WHAT IS NEEDED: Copy each line holding the string "true".

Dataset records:

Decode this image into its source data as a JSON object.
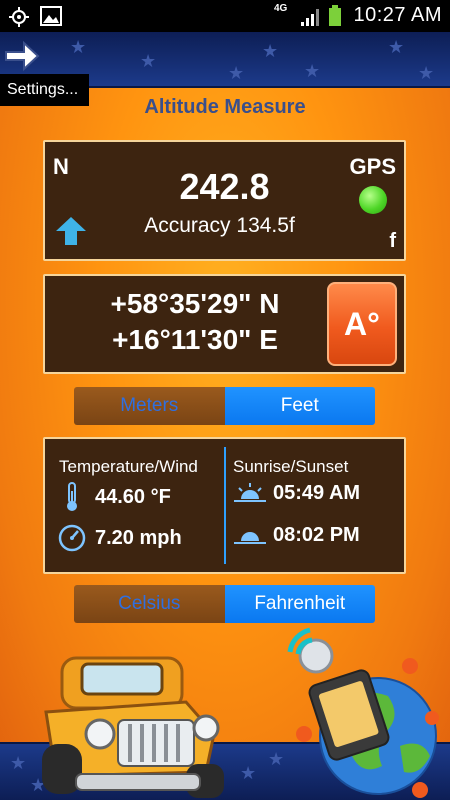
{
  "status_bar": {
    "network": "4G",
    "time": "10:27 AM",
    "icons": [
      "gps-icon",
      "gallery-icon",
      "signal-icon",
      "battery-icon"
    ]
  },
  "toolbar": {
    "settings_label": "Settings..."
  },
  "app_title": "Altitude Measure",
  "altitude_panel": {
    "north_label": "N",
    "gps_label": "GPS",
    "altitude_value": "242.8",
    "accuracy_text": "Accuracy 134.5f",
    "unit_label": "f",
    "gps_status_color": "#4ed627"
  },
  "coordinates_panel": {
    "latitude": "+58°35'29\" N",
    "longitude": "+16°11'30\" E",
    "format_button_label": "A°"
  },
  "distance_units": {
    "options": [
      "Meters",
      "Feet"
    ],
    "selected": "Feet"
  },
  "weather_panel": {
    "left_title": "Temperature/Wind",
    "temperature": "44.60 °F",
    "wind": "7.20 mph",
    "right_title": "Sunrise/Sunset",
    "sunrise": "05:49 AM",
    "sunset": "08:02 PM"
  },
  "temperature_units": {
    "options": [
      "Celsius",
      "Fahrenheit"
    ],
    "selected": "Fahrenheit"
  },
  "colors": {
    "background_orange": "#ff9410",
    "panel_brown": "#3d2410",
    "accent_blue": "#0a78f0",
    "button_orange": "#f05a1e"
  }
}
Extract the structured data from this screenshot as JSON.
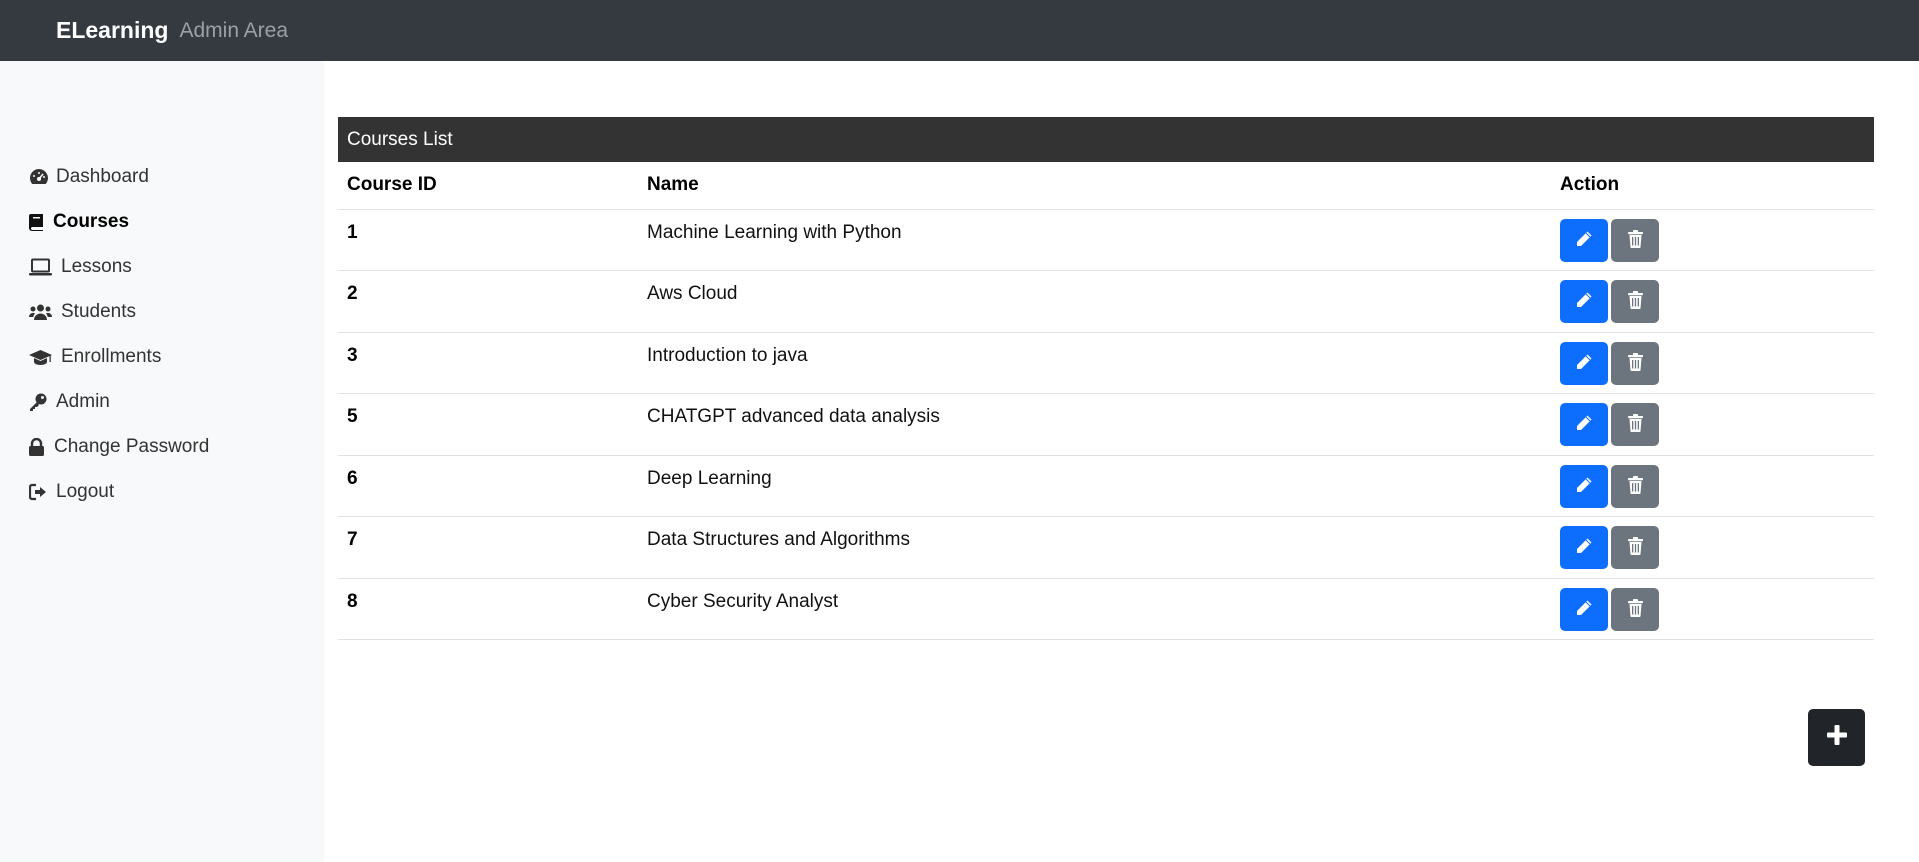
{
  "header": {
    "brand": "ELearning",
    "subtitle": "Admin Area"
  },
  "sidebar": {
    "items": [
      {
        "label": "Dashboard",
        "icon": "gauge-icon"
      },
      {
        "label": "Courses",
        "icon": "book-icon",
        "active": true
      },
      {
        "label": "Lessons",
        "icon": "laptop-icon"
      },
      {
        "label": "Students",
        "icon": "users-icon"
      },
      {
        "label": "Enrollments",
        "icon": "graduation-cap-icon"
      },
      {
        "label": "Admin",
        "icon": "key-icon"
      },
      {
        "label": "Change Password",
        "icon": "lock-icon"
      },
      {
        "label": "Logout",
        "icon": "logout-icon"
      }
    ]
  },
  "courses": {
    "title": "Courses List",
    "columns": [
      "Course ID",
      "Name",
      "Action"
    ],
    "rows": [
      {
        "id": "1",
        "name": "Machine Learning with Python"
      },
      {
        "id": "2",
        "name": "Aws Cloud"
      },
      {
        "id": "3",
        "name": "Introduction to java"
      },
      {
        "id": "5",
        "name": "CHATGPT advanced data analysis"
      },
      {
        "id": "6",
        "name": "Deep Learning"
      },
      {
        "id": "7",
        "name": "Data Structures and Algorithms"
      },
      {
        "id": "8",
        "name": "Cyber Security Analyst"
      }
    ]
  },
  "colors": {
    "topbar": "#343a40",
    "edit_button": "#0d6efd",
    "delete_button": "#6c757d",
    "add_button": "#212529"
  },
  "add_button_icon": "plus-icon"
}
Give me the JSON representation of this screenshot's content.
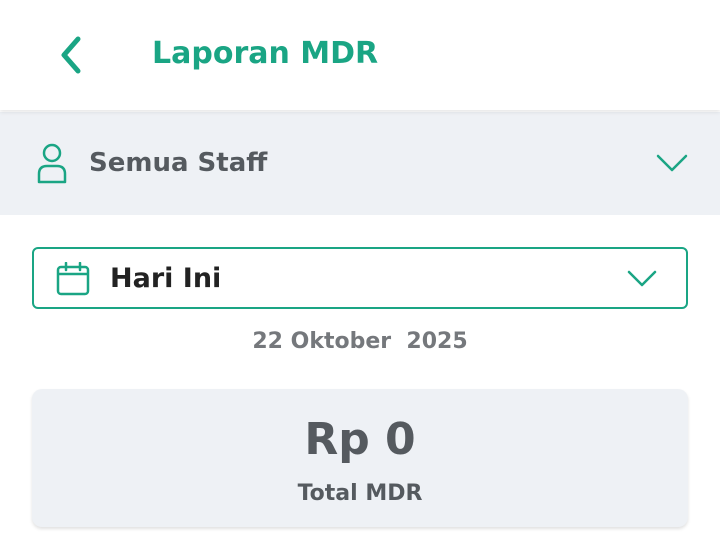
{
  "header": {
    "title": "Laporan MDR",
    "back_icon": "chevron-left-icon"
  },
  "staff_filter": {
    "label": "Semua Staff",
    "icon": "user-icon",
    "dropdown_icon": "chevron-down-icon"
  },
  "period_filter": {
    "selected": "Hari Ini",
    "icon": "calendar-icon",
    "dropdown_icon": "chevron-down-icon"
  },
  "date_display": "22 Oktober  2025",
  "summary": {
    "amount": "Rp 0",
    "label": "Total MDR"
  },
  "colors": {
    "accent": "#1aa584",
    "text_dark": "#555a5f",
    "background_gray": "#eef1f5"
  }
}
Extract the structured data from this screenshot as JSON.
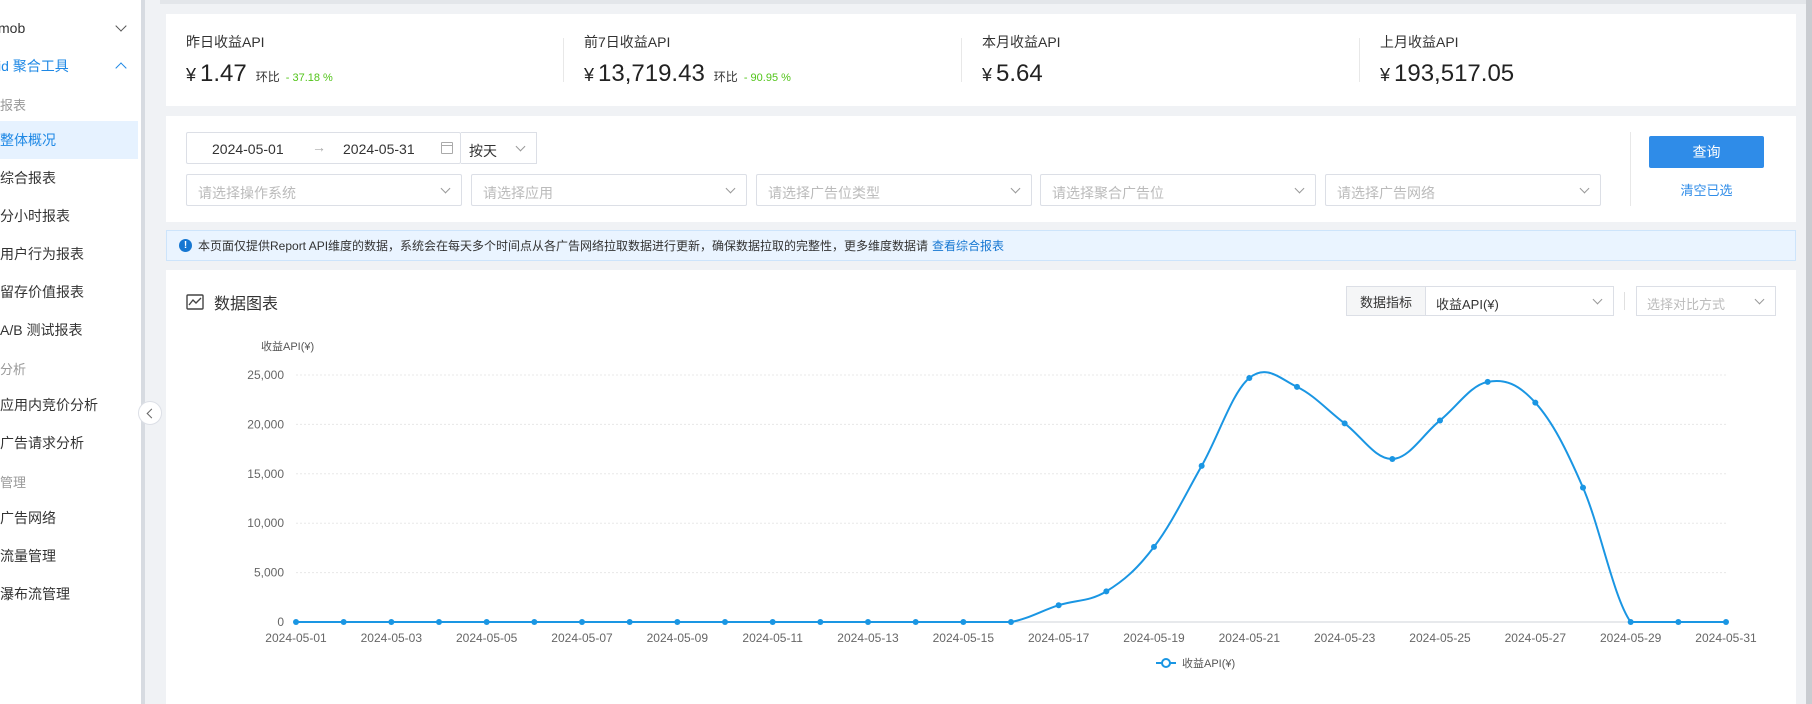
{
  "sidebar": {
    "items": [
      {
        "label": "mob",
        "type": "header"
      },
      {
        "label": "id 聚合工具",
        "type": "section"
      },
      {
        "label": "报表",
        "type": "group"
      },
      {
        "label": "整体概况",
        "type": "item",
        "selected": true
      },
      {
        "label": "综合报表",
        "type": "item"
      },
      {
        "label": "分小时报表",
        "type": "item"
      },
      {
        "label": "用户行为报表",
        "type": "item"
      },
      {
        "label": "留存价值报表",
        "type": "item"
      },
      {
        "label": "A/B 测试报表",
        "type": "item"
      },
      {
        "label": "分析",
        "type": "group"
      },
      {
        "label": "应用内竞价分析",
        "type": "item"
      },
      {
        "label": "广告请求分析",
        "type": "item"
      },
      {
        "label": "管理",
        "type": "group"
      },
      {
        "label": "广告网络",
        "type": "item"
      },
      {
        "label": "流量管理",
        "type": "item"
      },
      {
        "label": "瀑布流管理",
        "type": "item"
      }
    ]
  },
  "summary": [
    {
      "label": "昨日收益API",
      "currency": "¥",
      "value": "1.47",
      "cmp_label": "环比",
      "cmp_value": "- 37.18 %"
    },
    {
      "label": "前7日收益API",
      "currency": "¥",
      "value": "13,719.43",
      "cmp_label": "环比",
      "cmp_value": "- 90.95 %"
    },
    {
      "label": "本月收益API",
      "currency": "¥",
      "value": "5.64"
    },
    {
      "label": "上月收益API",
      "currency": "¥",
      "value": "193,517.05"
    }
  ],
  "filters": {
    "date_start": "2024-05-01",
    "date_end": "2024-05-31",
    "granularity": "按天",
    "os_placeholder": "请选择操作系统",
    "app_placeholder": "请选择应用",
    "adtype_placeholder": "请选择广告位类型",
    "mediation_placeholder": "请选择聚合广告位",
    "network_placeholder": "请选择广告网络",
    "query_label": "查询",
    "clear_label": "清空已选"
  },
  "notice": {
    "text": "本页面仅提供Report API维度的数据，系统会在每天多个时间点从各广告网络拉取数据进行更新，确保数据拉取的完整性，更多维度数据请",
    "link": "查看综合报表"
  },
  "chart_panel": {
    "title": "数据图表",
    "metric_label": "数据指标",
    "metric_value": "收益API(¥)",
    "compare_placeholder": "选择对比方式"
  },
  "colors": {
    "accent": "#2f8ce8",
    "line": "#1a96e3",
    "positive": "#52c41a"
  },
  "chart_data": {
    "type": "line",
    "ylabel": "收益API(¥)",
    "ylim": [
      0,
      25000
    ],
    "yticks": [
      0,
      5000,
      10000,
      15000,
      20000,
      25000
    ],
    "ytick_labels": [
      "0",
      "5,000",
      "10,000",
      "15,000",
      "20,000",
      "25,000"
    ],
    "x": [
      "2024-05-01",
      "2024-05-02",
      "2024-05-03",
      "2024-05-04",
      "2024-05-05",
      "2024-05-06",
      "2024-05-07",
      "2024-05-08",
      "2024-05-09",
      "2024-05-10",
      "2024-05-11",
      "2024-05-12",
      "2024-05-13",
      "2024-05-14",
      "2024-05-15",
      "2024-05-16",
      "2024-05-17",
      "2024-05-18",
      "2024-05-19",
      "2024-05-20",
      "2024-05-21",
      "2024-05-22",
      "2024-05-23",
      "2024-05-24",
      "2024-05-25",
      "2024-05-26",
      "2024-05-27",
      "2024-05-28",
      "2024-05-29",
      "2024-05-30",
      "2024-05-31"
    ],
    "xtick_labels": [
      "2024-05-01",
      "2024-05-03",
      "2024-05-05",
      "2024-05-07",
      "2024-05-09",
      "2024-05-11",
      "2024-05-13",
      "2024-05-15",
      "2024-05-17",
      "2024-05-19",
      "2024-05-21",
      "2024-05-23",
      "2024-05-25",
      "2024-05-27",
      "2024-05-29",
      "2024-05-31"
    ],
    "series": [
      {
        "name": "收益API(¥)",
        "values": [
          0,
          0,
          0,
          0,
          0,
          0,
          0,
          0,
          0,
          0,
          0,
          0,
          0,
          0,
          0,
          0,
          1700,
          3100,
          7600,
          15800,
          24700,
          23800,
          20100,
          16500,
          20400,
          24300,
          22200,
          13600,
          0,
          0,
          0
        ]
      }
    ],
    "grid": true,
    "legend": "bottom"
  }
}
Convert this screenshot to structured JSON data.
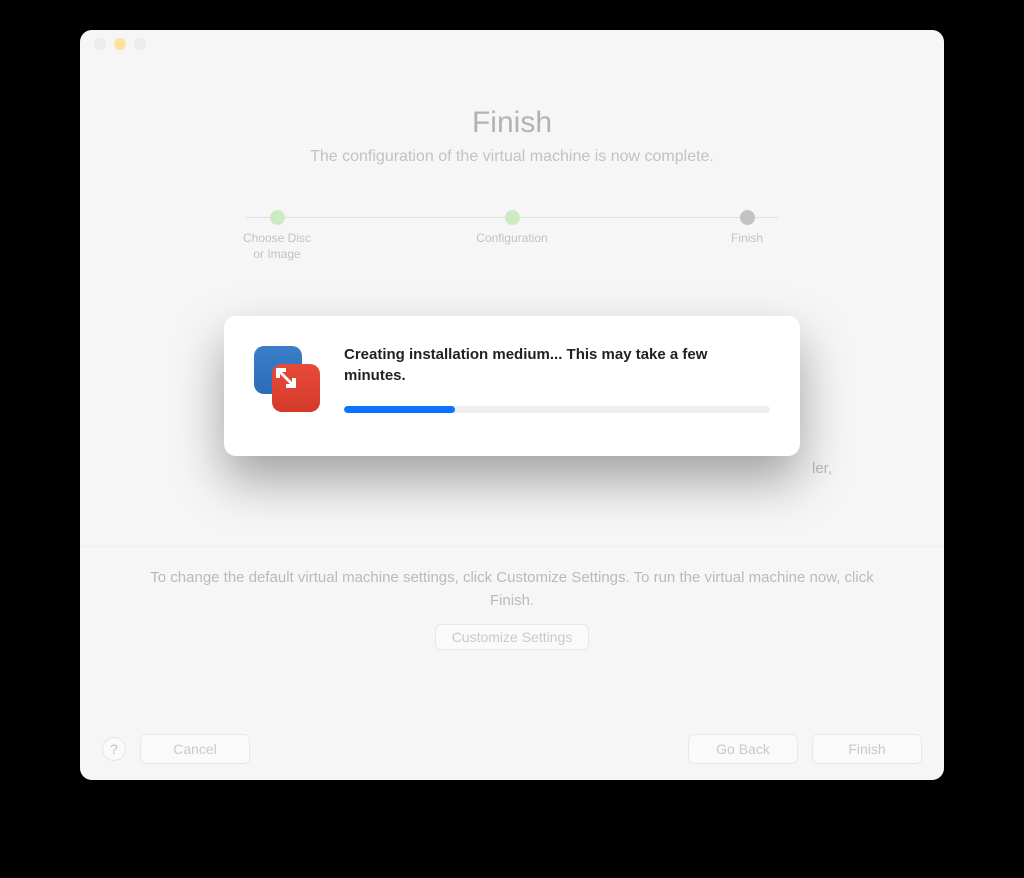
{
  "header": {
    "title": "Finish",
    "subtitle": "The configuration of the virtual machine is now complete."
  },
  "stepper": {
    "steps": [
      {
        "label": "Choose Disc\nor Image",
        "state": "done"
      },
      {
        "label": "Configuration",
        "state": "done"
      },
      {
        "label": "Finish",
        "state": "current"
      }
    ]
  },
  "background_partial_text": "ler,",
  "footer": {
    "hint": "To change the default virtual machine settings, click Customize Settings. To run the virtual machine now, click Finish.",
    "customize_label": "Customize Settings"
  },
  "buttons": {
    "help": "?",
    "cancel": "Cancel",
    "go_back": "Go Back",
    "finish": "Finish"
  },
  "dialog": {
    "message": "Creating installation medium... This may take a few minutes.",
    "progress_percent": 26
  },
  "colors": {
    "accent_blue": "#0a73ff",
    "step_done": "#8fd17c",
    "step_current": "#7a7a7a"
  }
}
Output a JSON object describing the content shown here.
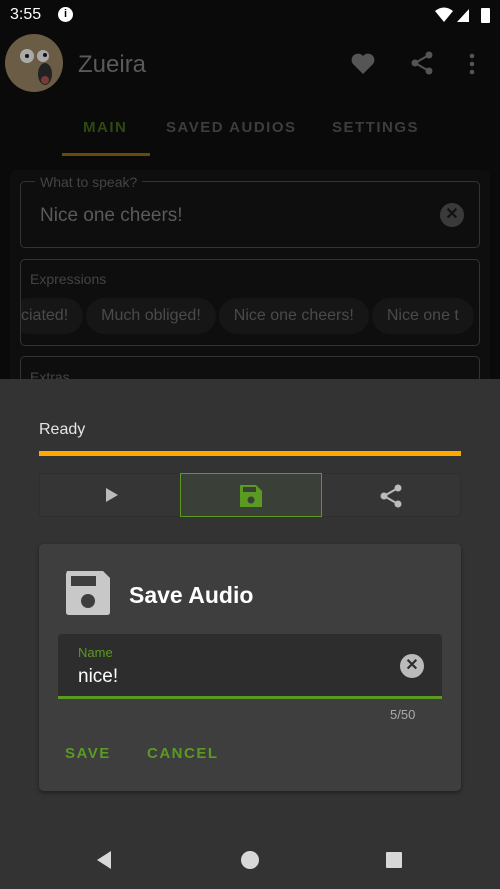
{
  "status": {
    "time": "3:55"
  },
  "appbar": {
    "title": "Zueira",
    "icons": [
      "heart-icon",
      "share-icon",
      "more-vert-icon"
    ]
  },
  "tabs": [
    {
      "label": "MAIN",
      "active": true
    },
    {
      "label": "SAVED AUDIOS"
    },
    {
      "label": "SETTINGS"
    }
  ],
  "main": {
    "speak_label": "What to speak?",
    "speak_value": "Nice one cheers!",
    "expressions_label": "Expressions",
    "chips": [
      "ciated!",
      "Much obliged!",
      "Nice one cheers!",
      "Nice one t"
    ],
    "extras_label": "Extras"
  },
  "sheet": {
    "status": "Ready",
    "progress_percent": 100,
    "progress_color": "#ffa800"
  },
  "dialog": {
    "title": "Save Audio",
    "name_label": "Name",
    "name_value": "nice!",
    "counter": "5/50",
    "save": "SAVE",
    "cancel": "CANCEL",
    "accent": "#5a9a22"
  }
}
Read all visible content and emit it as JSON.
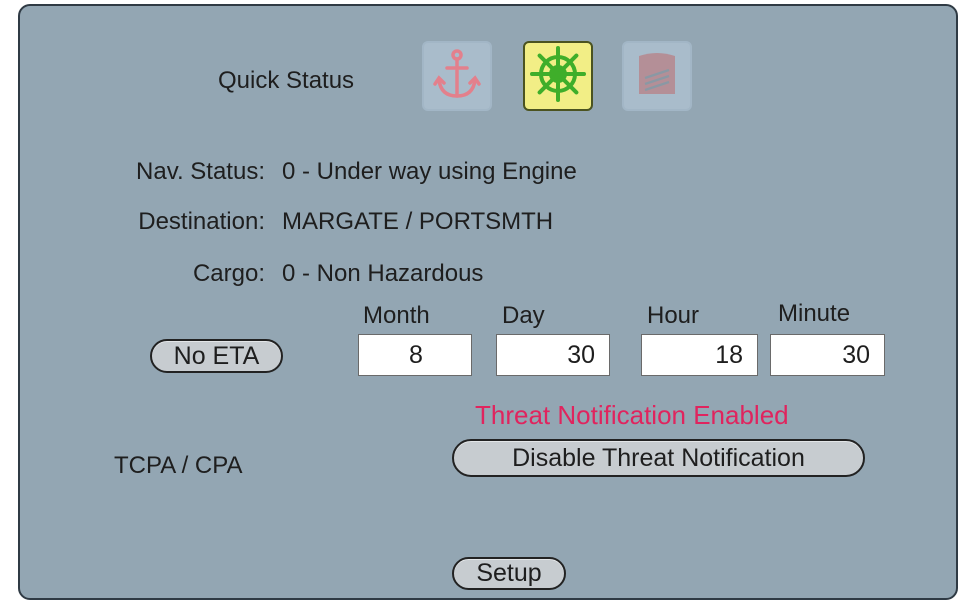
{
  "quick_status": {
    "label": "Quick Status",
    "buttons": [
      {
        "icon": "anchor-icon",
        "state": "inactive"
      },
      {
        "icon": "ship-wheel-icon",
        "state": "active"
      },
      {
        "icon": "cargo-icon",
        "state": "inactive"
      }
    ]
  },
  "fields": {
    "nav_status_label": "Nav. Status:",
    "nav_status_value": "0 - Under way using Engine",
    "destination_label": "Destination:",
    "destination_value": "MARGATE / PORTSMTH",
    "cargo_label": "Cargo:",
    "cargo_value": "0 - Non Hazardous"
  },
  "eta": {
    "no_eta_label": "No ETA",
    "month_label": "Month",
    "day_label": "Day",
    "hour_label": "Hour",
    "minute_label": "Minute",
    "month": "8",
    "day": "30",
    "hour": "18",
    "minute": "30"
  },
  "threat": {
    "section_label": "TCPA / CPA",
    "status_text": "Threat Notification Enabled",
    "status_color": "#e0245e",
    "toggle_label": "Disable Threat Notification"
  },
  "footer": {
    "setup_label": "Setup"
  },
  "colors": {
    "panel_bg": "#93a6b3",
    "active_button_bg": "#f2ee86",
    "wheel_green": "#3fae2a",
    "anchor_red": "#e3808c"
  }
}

WORKED ANSWER:
        "active": true
        "selected": true
    "grid": true,
      "active": true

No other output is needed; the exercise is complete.